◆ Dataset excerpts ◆
════

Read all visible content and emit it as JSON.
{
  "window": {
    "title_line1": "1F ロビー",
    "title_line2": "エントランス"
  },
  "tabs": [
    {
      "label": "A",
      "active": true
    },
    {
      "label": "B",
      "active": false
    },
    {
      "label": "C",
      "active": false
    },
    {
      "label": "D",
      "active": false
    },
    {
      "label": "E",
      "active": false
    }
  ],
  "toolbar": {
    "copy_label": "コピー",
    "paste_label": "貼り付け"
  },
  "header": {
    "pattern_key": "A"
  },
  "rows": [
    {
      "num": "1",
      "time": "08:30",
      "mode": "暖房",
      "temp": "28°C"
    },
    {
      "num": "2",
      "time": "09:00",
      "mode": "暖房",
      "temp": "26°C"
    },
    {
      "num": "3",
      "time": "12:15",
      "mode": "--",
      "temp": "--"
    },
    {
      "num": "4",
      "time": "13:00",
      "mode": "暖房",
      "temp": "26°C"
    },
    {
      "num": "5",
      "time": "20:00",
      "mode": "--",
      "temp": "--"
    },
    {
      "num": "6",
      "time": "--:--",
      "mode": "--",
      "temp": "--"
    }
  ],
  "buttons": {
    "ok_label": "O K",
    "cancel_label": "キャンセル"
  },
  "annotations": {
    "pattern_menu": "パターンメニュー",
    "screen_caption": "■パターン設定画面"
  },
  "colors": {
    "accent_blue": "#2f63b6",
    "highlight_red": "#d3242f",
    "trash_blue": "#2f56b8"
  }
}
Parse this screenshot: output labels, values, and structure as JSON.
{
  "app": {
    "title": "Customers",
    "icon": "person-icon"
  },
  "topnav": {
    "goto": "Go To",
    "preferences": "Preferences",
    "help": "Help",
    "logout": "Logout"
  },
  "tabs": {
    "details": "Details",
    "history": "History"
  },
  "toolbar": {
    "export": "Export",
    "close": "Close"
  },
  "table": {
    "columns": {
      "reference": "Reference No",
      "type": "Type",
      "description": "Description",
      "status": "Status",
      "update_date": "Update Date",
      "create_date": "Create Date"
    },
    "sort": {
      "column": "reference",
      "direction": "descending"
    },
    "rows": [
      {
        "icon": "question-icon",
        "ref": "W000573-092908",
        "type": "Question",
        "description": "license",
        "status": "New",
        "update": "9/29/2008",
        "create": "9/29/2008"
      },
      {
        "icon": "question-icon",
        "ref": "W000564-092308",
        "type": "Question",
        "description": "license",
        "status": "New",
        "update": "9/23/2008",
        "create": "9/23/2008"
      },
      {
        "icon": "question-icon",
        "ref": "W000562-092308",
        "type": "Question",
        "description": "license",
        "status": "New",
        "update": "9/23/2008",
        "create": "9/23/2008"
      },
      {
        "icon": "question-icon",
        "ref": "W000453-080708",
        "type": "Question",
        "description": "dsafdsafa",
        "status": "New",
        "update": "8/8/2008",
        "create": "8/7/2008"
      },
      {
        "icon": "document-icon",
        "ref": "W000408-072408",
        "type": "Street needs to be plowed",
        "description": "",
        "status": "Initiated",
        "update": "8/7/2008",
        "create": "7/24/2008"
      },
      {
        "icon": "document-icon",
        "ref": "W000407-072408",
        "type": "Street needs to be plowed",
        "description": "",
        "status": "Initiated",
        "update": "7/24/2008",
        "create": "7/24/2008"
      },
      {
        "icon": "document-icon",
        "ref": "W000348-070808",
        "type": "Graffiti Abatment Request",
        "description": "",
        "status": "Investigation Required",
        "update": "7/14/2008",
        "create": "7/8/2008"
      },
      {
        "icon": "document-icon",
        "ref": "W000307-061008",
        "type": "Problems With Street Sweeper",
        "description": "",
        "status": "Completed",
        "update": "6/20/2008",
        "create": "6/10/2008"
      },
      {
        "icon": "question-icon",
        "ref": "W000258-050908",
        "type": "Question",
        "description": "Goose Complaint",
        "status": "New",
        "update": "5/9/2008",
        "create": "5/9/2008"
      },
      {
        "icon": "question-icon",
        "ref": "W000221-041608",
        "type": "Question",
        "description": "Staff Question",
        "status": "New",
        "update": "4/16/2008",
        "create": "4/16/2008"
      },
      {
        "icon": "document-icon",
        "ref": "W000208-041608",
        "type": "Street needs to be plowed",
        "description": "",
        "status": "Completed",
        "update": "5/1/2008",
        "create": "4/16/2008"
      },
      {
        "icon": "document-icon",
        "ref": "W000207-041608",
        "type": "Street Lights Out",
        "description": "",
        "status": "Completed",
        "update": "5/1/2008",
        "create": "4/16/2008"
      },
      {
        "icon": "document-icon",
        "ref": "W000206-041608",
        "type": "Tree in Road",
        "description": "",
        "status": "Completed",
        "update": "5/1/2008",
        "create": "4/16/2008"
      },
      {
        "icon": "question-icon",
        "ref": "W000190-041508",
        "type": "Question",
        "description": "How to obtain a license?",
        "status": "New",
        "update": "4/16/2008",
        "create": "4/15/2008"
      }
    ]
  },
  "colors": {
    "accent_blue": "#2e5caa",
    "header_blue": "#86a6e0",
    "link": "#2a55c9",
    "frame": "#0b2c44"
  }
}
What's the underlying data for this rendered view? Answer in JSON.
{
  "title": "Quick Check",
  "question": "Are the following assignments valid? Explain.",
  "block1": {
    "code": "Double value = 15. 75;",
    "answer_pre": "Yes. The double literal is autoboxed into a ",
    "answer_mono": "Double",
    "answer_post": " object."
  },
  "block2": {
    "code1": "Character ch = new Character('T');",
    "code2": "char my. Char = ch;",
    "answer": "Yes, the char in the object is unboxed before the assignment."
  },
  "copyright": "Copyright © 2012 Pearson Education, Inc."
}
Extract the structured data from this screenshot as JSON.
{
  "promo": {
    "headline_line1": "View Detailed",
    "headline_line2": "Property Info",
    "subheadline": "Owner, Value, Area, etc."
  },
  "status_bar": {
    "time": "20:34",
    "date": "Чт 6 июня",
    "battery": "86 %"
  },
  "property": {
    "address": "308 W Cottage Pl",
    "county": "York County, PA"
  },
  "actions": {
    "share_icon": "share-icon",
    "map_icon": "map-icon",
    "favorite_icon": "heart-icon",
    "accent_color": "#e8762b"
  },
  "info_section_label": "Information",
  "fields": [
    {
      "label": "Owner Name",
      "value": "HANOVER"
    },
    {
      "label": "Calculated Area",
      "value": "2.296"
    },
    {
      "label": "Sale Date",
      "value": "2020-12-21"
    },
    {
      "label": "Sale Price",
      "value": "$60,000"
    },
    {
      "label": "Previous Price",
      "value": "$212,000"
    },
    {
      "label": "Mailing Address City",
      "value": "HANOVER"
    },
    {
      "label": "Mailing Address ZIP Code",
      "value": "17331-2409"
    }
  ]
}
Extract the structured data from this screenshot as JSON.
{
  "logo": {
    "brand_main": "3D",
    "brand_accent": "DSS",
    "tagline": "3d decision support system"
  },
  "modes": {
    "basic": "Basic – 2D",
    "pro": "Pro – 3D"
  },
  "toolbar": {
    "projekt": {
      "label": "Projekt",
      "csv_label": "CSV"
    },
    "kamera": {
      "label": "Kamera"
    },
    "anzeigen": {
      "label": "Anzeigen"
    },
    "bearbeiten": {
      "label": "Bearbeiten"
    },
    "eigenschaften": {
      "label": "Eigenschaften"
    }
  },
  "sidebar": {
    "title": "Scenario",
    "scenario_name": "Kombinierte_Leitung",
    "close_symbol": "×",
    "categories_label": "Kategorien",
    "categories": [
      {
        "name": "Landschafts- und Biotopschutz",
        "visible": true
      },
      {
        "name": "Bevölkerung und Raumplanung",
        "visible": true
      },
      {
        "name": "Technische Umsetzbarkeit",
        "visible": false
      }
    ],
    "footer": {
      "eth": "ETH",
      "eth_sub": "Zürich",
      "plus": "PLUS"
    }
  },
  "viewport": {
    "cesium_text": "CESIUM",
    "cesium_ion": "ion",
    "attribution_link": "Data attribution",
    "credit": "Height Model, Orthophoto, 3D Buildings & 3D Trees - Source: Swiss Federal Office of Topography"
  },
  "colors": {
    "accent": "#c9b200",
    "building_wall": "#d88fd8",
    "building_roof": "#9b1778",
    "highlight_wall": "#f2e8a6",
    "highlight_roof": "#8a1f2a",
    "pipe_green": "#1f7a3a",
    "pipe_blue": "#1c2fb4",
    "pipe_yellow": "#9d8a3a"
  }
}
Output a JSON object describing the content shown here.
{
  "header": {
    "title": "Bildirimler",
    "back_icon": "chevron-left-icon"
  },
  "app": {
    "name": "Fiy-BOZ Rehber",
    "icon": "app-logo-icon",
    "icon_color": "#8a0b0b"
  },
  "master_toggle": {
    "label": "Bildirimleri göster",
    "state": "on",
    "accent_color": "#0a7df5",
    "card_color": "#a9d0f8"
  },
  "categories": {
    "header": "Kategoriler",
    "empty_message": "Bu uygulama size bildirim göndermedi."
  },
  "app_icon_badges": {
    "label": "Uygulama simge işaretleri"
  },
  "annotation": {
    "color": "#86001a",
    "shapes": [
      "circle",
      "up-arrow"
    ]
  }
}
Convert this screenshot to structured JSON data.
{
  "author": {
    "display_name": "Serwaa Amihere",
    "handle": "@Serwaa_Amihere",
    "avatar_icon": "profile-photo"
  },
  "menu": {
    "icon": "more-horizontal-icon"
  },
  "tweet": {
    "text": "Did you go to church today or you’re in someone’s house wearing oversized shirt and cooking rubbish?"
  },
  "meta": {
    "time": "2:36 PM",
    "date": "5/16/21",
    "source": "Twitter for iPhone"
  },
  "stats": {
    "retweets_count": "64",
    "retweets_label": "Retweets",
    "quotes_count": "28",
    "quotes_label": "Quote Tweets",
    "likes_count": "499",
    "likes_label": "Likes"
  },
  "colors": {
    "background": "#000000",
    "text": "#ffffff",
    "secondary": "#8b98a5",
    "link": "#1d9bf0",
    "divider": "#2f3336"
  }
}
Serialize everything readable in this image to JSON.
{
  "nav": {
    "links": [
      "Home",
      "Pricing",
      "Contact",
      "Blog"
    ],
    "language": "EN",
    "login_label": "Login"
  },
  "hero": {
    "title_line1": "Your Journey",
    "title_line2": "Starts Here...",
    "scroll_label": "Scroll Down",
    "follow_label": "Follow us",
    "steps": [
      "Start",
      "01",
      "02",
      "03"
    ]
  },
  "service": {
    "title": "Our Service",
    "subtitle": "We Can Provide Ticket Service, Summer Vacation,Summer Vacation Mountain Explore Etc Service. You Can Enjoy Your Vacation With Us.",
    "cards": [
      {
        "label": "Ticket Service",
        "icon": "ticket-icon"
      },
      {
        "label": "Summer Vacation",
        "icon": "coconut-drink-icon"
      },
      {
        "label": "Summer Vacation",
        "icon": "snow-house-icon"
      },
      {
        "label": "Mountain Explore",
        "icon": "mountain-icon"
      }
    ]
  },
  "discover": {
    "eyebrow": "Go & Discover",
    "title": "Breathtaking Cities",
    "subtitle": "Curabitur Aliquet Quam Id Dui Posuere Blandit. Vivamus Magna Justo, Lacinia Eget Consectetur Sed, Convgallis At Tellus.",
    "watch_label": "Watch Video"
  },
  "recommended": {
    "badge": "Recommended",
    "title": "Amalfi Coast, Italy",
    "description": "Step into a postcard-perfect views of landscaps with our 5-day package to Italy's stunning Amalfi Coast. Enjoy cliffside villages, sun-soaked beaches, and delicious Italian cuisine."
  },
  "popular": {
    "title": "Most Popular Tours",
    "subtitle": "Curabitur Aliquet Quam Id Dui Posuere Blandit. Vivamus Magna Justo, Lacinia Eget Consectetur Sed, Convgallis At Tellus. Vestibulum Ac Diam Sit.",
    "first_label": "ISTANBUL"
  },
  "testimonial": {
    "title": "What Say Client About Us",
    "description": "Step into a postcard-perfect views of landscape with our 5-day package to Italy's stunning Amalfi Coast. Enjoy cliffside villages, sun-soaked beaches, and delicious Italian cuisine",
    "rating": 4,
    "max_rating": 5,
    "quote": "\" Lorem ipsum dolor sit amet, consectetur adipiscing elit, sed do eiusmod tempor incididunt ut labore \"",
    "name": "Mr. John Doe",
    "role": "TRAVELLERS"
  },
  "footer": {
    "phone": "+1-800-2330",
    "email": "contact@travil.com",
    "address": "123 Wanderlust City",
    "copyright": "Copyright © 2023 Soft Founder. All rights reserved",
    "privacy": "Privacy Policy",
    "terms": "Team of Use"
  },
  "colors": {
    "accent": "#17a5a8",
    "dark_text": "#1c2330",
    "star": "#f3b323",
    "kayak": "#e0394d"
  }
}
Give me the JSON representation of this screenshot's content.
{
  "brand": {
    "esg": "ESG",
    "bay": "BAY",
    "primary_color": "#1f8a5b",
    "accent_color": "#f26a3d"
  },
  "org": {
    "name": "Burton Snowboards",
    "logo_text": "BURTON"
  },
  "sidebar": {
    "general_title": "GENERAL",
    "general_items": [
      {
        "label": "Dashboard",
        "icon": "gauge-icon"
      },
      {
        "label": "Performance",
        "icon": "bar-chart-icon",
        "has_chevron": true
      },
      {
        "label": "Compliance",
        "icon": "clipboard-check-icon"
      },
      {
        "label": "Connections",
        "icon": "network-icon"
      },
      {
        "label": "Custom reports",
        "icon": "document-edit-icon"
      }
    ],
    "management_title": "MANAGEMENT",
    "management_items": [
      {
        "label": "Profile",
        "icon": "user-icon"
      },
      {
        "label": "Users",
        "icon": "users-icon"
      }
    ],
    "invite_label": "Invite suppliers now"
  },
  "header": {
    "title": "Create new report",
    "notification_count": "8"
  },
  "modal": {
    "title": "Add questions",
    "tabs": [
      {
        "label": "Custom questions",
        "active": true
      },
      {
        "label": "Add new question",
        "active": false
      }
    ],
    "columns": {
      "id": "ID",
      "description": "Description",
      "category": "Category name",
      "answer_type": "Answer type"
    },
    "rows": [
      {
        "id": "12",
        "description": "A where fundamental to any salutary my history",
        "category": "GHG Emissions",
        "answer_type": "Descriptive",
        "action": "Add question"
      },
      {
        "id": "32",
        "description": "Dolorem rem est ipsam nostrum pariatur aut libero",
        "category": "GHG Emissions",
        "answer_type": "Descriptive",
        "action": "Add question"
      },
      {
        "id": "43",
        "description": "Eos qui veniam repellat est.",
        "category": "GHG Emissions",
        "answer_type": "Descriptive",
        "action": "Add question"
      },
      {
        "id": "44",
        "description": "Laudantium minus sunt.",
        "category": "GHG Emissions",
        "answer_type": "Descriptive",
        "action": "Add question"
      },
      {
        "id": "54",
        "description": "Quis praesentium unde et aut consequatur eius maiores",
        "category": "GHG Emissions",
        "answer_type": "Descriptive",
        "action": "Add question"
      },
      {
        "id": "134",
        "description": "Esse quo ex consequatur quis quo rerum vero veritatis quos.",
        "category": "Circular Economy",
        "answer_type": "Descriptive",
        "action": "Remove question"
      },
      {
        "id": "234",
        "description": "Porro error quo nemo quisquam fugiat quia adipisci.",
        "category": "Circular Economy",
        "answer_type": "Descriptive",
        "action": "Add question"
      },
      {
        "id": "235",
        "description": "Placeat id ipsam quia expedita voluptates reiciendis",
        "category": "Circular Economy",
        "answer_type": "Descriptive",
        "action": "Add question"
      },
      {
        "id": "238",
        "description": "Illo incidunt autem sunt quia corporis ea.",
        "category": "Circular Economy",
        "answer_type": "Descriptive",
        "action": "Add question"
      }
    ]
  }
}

════

Scan the entries above. Copy each line that has the string "quia".

◆ PROBLEM SOLUTION ◆
        "description": "Porro error quo nemo quisquam fugiat quia adipisci.",
        "description": "Placeat id ipsam quia expedita voluptates reiciendis",
        "description": "Illo incidunt autem sunt quia corporis ea.",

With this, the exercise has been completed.